_Directive_. Output the material beneath this task exactly, images excluded.

Entries taken from a collection:
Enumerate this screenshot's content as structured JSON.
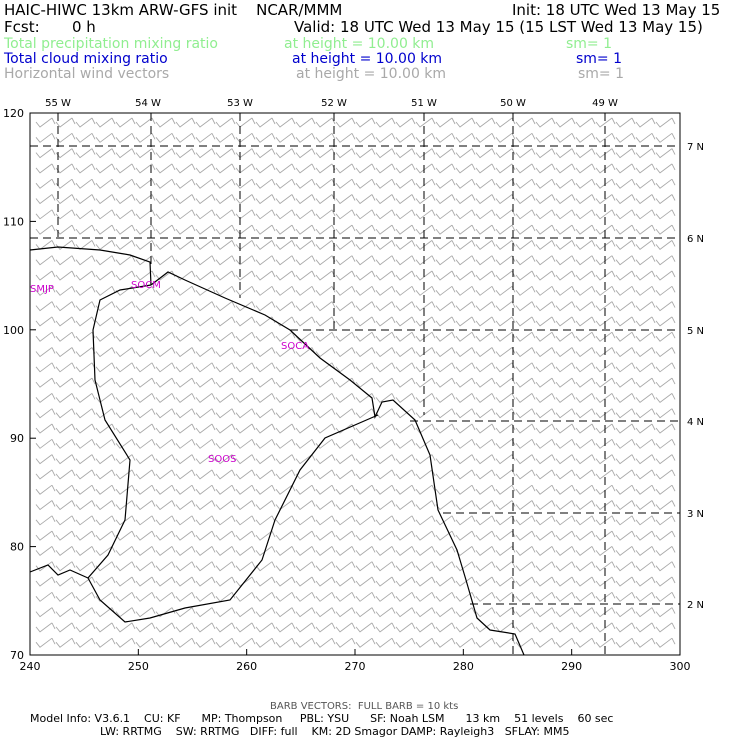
{
  "header": {
    "title": "HAIC-HIWC 13km ARW-GFS init    NCAR/MMM",
    "init": "Init: 18 UTC Wed 13 May 15",
    "fcst_label": "Fcst:",
    "fcst_value": "0 h",
    "valid": "Valid: 18 UTC Wed 13 May 15 (15 LST Wed 13 May 15)",
    "fields": [
      {
        "name": "Total precipitation mixing ratio",
        "height": "at height = 10.00 km",
        "sm": "sm= 1",
        "color": "#90ee90"
      },
      {
        "name": "Total cloud mixing ratio",
        "height": "at height = 10.00 km",
        "sm": "sm= 1",
        "color": "#0000cd"
      },
      {
        "name": "Horizontal wind vectors",
        "height": "at height = 10.00 km",
        "sm": "sm= 1",
        "color": "#a9a9a9"
      }
    ]
  },
  "map": {
    "x_ticks": [
      "240",
      "250",
      "260",
      "270",
      "280",
      "290",
      "300"
    ],
    "y_ticks": [
      "70",
      "80",
      "90",
      "100",
      "110",
      "120"
    ],
    "lon_labels": [
      "55 W",
      "54 W",
      "53 W",
      "52 W",
      "51 W",
      "50 W",
      "49 W"
    ],
    "lat_labels": [
      "7 N",
      "6 N",
      "5 N",
      "4 N",
      "3 N",
      "2 N"
    ],
    "region_labels": [
      {
        "text": "SMJP",
        "id": "smjp"
      },
      {
        "text": "SOCM",
        "id": "socm"
      },
      {
        "text": "SOCA",
        "id": "soca"
      },
      {
        "text": "SOOS",
        "id": "soos"
      }
    ],
    "colors": {
      "barbs": "#a9a9a9",
      "labels": "#cc00cc",
      "coast": "#000000",
      "grid": "#000000"
    }
  },
  "footer": {
    "barb_note": "BARB VECTORS:  FULL BARB = 10 kts",
    "line1": "Model Info: V3.6.1    CU: KF      MP: Thompson     PBL: YSU      SF: Noah LSM      13 km    51 levels    60 sec",
    "line2": "LW: RRTMG    SW: RRTMG   DIFF: full    KM: 2D Smagor DAMP: Rayleigh3   SFLAY: MM5"
  }
}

_Answer to this problem_.
Enumerate this screenshot's content as structured JSON.
{
  "header": {
    "title": "HAIC-HIWC 13km ARW-GFS init    NCAR/MMM",
    "init": "Init: 18 UTC Wed 13 May 15",
    "fcst_label": "Fcst:",
    "fcst_value": "0 h",
    "valid": "Valid: 18 UTC Wed 13 May 15 (15 LST Wed 13 May 15)",
    "fields": [
      {
        "name": "Total precipitation mixing ratio",
        "height": "at height = 10.00 km",
        "sm": "sm= 1",
        "color": "#90ee90"
      },
      {
        "name": "Total cloud mixing ratio",
        "height": "at height = 10.00 km",
        "sm": "sm= 1",
        "color": "#0000cd"
      },
      {
        "name": "Horizontal wind vectors",
        "height": "at height = 10.00 km",
        "sm": "sm= 1",
        "color": "#a9a9a9"
      }
    ]
  },
  "map": {
    "x_ticks": [
      "240",
      "250",
      "260",
      "270",
      "280",
      "290",
      "300"
    ],
    "y_ticks": [
      "70",
      "80",
      "90",
      "100",
      "110",
      "120"
    ],
    "lon_labels": [
      "55 W",
      "54 W",
      "53 W",
      "52 W",
      "51 W",
      "50 W",
      "49 W"
    ],
    "lat_labels": [
      "7 N",
      "6 N",
      "5 N",
      "4 N",
      "3 N",
      "2 N"
    ],
    "region_labels": [
      {
        "text": "SMJP",
        "id": "smjp"
      },
      {
        "text": "SOCM",
        "id": "socm"
      },
      {
        "text": "SOCA",
        "id": "soca"
      },
      {
        "text": "SOOS",
        "id": "soos"
      }
    ],
    "colors": {
      "barbs": "#a9a9a9",
      "labels": "#cc00cc",
      "coast": "#000000",
      "grid": "#000000"
    }
  },
  "footer": {
    "barb_note": "BARB VECTORS:  FULL BARB = 10 kts",
    "line1": "Model Info: V3.6.1    CU: KF      MP: Thompson     PBL: YSU      SF: Noah LSM      13 km    51 levels    60 sec",
    "line2": "LW: RRTMG    SW: RRTMG   DIFF: full    KM: 2D Smagor DAMP: Rayleigh3   SFLAY: MM5"
  }
}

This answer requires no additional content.